§ Exercise goal
Wherever a line holds the string "Deaths", copy that line.

§ Extracted data
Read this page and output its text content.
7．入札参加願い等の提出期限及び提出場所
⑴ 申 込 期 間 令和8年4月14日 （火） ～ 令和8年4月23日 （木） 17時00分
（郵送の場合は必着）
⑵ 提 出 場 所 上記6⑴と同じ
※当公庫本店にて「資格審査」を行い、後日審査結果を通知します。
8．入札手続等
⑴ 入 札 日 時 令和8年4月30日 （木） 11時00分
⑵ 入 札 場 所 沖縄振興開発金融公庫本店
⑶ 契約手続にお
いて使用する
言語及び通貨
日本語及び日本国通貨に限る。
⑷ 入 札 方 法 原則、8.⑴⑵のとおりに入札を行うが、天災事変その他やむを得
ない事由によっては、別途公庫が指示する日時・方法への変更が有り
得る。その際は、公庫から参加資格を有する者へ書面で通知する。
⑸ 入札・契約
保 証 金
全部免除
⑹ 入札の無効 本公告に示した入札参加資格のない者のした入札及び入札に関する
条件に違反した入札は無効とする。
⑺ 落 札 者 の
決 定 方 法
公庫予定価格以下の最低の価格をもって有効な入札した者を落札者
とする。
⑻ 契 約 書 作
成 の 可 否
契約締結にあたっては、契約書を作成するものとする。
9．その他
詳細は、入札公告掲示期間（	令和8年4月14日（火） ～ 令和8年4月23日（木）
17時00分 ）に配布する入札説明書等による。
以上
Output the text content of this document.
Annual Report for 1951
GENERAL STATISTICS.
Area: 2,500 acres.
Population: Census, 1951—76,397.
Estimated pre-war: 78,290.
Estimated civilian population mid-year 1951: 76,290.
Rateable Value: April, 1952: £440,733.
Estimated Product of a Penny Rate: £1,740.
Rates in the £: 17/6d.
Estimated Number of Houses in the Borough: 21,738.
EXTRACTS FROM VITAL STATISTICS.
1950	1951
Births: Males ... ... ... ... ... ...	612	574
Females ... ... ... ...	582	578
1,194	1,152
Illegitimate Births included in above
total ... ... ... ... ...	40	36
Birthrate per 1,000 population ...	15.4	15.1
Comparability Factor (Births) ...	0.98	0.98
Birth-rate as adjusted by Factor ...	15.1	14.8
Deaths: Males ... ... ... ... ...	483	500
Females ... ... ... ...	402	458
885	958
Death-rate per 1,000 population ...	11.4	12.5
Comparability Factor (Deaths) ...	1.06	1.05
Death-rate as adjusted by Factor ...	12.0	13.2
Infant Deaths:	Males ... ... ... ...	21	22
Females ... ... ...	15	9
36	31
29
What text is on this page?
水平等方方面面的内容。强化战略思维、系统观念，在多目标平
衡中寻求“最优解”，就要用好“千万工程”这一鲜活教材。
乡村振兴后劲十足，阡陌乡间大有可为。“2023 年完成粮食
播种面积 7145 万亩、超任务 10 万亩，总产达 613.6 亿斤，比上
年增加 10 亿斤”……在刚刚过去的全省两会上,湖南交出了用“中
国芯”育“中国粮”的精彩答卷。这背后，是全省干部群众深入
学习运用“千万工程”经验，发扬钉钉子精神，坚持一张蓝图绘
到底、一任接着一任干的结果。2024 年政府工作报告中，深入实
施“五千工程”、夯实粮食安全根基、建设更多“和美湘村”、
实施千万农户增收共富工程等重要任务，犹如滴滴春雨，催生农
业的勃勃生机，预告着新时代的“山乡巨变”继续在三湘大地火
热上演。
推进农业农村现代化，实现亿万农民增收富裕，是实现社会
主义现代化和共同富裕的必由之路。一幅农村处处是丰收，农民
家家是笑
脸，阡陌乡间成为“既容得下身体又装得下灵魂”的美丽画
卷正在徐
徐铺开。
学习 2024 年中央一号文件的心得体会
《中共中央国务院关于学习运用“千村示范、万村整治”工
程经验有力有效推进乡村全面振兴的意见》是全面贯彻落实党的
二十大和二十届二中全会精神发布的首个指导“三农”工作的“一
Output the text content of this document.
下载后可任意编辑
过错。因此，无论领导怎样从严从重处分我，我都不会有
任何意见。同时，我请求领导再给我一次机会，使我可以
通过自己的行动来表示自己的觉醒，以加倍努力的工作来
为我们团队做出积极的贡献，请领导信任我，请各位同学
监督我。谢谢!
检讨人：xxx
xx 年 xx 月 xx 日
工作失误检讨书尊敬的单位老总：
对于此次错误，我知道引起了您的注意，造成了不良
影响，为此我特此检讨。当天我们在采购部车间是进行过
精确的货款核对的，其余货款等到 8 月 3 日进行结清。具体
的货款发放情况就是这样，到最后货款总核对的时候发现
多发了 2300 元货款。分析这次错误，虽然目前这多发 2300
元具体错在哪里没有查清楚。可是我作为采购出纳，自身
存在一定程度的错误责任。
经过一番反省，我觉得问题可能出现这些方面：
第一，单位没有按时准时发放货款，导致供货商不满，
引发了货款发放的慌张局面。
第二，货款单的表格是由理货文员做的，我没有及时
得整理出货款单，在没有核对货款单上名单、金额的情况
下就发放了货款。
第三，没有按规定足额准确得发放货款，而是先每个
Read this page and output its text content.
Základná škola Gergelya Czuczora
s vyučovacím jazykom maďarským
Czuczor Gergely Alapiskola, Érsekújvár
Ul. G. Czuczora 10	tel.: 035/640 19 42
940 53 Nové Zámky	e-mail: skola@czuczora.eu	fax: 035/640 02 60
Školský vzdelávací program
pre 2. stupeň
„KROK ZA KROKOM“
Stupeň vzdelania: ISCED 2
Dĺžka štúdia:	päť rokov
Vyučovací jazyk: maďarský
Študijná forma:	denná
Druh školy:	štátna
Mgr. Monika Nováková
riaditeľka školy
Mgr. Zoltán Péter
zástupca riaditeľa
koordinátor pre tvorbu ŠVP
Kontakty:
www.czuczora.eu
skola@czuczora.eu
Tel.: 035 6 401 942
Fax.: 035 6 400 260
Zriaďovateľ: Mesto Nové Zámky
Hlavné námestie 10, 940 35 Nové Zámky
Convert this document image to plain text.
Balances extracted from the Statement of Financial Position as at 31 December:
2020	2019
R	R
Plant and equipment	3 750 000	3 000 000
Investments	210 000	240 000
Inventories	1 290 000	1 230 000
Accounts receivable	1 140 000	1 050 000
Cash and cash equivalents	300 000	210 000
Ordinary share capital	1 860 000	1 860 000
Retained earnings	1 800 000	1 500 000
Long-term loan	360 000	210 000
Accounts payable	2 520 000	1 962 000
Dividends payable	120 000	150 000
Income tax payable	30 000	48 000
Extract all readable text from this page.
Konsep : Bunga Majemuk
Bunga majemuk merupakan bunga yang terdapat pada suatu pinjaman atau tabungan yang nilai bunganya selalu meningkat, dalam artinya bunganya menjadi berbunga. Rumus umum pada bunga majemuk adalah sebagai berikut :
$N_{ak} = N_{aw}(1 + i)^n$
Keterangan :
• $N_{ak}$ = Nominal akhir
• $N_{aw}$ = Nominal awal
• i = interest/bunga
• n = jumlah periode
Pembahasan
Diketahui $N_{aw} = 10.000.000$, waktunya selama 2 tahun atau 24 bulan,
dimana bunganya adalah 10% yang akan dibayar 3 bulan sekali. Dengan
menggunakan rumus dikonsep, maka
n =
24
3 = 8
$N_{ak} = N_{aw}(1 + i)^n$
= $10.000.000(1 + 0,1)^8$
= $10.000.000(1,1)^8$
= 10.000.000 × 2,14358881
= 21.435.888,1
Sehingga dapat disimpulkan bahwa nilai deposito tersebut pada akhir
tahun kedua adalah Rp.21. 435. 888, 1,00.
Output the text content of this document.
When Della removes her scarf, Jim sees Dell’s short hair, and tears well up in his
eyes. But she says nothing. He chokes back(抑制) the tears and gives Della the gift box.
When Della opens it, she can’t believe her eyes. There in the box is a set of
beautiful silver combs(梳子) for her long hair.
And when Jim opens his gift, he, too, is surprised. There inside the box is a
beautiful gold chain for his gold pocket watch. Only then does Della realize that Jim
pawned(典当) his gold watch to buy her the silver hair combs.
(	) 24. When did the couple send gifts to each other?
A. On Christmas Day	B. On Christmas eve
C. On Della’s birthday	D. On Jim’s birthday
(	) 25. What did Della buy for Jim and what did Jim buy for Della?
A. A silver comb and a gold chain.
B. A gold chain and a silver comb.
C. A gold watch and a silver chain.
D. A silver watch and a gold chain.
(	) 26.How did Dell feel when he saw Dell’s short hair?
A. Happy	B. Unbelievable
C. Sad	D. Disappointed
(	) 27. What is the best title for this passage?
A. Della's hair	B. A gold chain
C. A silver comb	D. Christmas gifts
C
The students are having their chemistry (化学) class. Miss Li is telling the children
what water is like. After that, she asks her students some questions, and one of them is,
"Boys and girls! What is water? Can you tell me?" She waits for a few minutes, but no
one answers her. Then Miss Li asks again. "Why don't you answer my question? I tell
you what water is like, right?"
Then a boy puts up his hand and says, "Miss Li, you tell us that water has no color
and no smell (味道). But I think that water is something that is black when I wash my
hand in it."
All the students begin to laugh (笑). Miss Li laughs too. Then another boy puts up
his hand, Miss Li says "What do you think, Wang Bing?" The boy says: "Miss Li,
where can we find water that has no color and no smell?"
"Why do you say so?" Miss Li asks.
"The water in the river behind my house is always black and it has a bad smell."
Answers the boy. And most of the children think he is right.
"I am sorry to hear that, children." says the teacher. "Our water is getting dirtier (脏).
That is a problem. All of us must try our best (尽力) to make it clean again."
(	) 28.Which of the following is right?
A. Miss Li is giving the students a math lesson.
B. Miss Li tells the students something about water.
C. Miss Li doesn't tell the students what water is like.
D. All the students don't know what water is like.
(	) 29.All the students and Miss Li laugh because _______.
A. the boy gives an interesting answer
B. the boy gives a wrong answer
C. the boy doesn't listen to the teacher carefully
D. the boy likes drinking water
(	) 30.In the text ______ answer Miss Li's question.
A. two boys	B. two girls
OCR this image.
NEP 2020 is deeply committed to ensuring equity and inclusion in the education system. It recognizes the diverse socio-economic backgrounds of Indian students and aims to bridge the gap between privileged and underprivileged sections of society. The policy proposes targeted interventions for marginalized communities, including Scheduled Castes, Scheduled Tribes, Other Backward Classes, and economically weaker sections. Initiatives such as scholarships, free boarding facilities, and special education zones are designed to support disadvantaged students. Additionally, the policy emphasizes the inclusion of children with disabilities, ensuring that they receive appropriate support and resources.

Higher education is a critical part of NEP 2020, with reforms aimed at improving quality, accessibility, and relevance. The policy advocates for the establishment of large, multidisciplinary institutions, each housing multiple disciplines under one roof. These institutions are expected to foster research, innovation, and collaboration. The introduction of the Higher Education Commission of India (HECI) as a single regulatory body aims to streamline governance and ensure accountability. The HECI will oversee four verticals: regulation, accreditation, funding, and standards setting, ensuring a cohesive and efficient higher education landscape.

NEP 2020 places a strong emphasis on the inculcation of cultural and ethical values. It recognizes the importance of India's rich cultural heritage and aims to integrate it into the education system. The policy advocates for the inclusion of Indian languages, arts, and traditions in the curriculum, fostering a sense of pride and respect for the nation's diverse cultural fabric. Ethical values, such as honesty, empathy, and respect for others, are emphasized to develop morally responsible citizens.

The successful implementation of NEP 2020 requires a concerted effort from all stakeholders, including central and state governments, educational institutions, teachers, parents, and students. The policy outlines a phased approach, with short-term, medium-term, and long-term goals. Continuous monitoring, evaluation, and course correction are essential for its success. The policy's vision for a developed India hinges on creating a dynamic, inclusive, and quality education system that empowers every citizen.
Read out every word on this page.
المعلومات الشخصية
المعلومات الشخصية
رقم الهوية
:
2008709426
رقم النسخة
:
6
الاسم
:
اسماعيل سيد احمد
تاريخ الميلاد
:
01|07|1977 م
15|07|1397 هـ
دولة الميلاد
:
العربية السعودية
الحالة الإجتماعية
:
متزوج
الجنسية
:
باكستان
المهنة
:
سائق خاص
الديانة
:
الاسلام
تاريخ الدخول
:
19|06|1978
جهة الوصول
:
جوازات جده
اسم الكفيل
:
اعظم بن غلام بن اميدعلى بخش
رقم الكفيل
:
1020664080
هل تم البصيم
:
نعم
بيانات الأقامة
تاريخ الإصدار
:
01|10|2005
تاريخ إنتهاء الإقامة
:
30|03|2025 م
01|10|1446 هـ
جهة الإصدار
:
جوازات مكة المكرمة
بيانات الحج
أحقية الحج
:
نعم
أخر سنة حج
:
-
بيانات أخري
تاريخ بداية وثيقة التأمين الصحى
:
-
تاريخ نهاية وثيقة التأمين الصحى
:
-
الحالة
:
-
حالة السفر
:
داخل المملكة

§ Exercise solution
Deaths: Males ... ... ... ... ...	483	500
Comparability Factor (Deaths) ...	1.06	1.05
Infant Deaths:	Males ... ... ... ...	21	22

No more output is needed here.